Residents often ask how private deed restrictions are different from zoning. The big picture answer is that both documents define how property can be used. More often than not, private deed restrictions, or homeowner association’s codes, covenants and restrictions (CC&Rs) go beyond the standards in a community’s zoning regulations. CC&Rs are a private agreement between the homeowner association and the property owner. If you reside in a subdivision, you more than likely have a homeowner’s association. The government does not write or enforce these private deed restrictions, but it does impose and enforce zoning. Additionally, zoning is subject to public hearing requirements and to legal notice requirements when a zoning district is applied to a particular property.

Usually the first homeowners who purchase from the developer in a subdivision or development have no opportunity at all for input into the content of the restrictive covenants. While restrictive covenants differ from community to community, there are some common things you would expect to see:

  • Permissible colors for exterior house paint
  • Minimum property and landscaping standards
  • Types of fencing allowed
  • Types of window treatments allowed
  • Limitations on the type of security lights you can attach to the house
  • Controls on installing sporting equipment such as a basketball hoop in the driveway
  • Restrictions that limit vehicle storage or recreational vehicle parking
  • Restrictions on property uses that generate noise or smells (e.g., raising livestock)
  • Rules on commercial or business uses of land reserved for residences

A few things to keep in mind regarding zoning regulations, and CC&Rs include:

  • Restrictive covenants are a civil matter enforced by the parties named in the restriction, such as a homeowners’ association or a property owner.
  • Changes to zoning regulations should not affect the enforceability of deed restrictions. A deed restriction that is enforceable now should continue to be enforceable, regardless of changes to zoning regulations.
  • Zoning does not extinguish the obligations between parties to a deed restriction.
  • Just because zoning is approved does not mean that the HOA will approve a particular project, especially if it is not in compliance with the CC&Rs.

Other questions focus on whether the Township can deny permit applications based on deed restrictions that exist on a property. A few things to keep in mind regarding Township permit application approvals and deed restrictions include:

  • If a zoning permit application complies with the Zoning regulations, then staff must approve the application whether or not it conforms to a deed restriction.
  • The Township cannot prevent landowners from developing property based on a deed restriction.

Please contact your homeowner association if you’re uncertain whether your property is subject to covenants, conditions, and restrictions.

**PROBLEM SET**
(a) Write out the part of the passage on deed restrictions and zoning that opens with the words containing "Other questions focus" and closes with "conforms to a deed restriction.".
(b) Answer these questions from the passage on deed restrictions and zoning, marking each answer as its question is marked:
(i) Between which two parties is a CC&R a private agreement?
(ii) What kind of matter are restrictive covenants said to be?
(iii) Can the Township prevent landowners from developing property based on a deed restriction?
The lines that come after the passage on deed restrictions and zoning are not needed.

**SUPPLIED INFORMATION**
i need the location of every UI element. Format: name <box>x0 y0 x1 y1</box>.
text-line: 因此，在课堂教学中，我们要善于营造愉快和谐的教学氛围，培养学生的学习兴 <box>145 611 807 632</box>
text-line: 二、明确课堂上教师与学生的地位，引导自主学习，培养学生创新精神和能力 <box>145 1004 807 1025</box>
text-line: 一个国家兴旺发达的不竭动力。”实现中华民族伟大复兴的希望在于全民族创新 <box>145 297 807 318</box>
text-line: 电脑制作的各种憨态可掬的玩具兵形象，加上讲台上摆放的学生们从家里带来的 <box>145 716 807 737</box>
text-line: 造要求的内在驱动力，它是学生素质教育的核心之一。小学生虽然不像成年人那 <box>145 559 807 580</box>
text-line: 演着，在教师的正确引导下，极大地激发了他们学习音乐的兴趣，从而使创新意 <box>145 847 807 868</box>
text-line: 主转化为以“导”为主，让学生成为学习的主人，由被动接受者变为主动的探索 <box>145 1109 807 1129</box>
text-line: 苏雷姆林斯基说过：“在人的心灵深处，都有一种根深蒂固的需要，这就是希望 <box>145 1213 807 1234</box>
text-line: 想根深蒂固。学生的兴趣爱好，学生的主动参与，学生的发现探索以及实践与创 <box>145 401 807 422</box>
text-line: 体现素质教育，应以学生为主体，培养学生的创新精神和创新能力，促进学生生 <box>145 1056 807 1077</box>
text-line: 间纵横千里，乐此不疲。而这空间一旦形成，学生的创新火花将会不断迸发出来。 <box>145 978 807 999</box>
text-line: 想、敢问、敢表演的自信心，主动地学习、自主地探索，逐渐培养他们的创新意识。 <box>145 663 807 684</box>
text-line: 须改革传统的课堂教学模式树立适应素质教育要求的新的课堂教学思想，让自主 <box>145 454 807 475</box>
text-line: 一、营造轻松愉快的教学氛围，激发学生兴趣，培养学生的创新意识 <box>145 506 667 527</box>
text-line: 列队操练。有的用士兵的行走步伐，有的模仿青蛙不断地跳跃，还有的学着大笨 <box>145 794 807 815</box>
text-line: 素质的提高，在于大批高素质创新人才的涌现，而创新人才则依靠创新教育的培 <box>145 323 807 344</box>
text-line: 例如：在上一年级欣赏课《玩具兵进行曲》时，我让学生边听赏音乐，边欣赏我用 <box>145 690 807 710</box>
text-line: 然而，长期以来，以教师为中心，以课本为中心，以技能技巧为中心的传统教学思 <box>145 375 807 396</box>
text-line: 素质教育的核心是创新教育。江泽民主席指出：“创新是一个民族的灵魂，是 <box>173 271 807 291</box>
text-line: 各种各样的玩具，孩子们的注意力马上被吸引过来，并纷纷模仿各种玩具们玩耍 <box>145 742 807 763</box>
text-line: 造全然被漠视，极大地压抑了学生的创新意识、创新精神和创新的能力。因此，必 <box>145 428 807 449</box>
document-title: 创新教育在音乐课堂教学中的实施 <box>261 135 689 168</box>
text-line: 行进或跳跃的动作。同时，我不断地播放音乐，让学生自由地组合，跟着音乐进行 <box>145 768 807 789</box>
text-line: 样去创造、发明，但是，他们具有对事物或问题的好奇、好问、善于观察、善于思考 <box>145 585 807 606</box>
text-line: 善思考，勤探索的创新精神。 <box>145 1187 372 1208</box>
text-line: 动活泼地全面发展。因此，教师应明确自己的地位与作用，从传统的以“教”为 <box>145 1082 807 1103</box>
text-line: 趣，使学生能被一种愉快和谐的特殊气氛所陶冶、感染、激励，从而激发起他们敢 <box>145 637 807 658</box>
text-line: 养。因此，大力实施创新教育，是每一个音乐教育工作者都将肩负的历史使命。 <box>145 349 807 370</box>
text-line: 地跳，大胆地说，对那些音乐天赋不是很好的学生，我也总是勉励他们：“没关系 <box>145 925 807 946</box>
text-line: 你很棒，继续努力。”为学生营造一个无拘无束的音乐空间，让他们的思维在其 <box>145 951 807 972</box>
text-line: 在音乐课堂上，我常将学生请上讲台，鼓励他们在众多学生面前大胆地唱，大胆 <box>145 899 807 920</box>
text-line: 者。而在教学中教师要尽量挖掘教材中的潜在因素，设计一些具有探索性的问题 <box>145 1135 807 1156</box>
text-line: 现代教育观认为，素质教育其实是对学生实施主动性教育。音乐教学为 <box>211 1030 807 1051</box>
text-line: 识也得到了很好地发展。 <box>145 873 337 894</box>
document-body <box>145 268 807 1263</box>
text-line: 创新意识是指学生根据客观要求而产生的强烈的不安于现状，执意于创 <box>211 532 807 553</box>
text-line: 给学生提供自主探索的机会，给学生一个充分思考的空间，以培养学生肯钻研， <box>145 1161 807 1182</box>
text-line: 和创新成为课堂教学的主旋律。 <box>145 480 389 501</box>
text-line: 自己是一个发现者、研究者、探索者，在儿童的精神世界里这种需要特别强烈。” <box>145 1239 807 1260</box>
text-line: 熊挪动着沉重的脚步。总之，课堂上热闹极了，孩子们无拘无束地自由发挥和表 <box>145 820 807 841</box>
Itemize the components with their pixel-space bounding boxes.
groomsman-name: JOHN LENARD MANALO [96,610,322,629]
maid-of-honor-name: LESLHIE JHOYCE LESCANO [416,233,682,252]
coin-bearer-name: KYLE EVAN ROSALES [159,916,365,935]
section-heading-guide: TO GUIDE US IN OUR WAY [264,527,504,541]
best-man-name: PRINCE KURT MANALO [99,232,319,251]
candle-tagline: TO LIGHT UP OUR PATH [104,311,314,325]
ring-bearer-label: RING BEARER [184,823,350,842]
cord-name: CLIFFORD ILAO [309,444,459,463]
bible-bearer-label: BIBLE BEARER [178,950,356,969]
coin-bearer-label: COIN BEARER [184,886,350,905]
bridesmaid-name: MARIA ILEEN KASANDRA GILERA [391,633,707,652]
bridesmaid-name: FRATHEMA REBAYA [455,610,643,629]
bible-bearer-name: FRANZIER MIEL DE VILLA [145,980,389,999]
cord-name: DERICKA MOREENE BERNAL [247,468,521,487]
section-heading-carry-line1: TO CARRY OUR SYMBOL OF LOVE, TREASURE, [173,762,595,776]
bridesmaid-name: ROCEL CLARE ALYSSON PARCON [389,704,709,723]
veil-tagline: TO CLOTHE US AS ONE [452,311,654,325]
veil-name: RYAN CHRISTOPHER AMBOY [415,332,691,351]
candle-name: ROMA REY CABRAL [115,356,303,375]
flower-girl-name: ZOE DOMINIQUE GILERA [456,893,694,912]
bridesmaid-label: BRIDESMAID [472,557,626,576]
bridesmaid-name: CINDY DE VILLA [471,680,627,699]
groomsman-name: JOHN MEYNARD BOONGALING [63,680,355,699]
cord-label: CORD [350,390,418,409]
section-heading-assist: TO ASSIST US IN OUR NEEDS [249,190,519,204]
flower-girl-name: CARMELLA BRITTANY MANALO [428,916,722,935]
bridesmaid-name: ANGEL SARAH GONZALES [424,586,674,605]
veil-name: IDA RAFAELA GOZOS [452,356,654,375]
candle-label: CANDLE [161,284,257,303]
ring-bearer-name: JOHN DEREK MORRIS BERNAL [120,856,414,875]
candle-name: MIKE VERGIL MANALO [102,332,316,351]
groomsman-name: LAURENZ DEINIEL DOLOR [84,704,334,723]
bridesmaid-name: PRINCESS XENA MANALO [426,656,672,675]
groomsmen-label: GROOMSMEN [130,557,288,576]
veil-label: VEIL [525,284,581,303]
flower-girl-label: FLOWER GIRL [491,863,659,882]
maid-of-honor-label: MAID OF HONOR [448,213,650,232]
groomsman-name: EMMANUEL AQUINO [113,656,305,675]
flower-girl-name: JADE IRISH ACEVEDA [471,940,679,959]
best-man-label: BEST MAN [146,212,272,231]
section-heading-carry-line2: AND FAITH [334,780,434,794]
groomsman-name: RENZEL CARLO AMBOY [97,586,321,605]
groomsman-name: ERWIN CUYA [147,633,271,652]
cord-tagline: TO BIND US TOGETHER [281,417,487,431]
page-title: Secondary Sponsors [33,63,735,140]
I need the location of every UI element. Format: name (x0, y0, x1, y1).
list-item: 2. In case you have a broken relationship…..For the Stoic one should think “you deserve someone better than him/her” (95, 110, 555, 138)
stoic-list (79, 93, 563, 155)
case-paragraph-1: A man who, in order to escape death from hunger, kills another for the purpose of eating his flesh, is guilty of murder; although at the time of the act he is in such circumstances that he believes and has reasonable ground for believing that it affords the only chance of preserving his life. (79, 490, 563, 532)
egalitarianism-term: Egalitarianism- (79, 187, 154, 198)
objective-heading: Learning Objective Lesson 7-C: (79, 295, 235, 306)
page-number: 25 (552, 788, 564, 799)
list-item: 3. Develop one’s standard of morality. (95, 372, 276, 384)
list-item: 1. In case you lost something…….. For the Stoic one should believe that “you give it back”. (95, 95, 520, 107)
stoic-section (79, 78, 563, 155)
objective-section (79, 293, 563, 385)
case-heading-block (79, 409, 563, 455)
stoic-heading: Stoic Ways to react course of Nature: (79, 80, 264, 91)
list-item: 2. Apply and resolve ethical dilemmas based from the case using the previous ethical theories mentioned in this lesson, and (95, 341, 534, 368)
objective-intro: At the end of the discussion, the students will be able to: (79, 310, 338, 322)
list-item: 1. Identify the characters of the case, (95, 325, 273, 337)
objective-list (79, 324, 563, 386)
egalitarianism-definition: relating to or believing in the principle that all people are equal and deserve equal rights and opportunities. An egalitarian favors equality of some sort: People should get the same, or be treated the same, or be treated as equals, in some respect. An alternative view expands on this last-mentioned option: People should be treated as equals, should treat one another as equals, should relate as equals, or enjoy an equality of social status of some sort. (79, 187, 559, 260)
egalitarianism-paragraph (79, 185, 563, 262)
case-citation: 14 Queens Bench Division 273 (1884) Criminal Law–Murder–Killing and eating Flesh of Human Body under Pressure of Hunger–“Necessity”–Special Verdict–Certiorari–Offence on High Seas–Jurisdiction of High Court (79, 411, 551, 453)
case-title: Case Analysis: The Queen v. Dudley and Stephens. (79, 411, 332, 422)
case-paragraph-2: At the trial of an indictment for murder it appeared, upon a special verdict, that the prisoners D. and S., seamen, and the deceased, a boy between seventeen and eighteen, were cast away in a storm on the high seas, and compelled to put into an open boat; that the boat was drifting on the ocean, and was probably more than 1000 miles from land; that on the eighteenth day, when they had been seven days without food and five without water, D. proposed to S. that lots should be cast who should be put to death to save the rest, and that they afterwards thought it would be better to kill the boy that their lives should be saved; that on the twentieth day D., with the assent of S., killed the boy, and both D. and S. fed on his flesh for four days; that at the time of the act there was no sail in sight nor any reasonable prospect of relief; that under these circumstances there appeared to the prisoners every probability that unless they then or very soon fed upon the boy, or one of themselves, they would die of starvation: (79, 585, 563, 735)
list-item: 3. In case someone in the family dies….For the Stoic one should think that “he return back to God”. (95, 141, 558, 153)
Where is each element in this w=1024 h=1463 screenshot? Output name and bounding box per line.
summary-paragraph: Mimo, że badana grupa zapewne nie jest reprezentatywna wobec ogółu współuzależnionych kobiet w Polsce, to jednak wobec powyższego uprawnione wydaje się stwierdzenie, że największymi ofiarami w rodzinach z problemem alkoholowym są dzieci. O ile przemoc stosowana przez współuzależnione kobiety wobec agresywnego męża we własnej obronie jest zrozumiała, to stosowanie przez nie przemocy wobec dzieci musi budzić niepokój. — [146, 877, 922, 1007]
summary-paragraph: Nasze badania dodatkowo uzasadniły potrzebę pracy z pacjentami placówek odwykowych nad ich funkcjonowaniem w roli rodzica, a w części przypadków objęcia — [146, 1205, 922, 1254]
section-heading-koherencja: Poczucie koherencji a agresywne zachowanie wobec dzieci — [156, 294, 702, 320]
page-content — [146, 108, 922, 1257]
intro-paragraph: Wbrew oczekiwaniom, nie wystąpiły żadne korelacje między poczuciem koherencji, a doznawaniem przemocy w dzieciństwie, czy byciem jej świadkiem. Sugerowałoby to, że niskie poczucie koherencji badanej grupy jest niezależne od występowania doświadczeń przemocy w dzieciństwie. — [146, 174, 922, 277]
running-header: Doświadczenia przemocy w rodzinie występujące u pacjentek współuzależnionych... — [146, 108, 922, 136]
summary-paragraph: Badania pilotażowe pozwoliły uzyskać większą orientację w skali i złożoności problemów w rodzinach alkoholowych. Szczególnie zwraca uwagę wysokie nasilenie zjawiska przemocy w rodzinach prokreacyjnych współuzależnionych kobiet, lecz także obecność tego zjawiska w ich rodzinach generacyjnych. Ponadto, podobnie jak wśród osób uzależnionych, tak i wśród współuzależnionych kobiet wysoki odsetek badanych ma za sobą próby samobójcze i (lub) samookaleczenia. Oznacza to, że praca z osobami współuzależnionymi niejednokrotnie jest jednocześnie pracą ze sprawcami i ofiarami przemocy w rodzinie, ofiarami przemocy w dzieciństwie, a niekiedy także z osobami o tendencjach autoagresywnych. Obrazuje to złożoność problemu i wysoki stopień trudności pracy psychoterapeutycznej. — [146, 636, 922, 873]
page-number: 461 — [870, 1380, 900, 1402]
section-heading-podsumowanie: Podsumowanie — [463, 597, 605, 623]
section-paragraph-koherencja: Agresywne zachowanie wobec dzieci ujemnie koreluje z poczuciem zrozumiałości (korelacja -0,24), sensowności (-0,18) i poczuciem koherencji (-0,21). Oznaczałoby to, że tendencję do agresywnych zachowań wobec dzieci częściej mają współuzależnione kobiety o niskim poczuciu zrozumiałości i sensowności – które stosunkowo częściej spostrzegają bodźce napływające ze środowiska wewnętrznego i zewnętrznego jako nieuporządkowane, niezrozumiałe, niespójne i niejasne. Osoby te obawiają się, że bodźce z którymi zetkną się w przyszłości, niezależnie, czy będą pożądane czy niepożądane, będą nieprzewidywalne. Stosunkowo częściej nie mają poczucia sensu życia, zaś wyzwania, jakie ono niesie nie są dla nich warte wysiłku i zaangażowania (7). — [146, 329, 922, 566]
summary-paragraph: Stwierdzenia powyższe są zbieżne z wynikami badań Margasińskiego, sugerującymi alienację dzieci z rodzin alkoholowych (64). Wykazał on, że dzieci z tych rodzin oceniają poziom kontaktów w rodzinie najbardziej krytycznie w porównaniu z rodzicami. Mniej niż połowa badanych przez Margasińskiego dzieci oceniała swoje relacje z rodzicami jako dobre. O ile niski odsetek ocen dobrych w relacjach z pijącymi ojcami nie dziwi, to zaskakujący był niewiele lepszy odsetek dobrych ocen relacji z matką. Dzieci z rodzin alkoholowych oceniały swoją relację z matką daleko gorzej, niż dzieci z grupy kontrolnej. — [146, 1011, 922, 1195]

**TASK RESULTS**
(a)
Other questions focus on whether the Township can deny permit applications based on deed restrictions that exist on a property. A few things to keep in mind regarding Township permit application approvals and deed restrictions include:

  • If a zoning permit application complies with the Zoning regulations, then staff must approve the application whether or not it conforms to a deed restriction.

(b)
(i) The homeowner association and the property owner.
(ii) A civil matter.
(iii) No.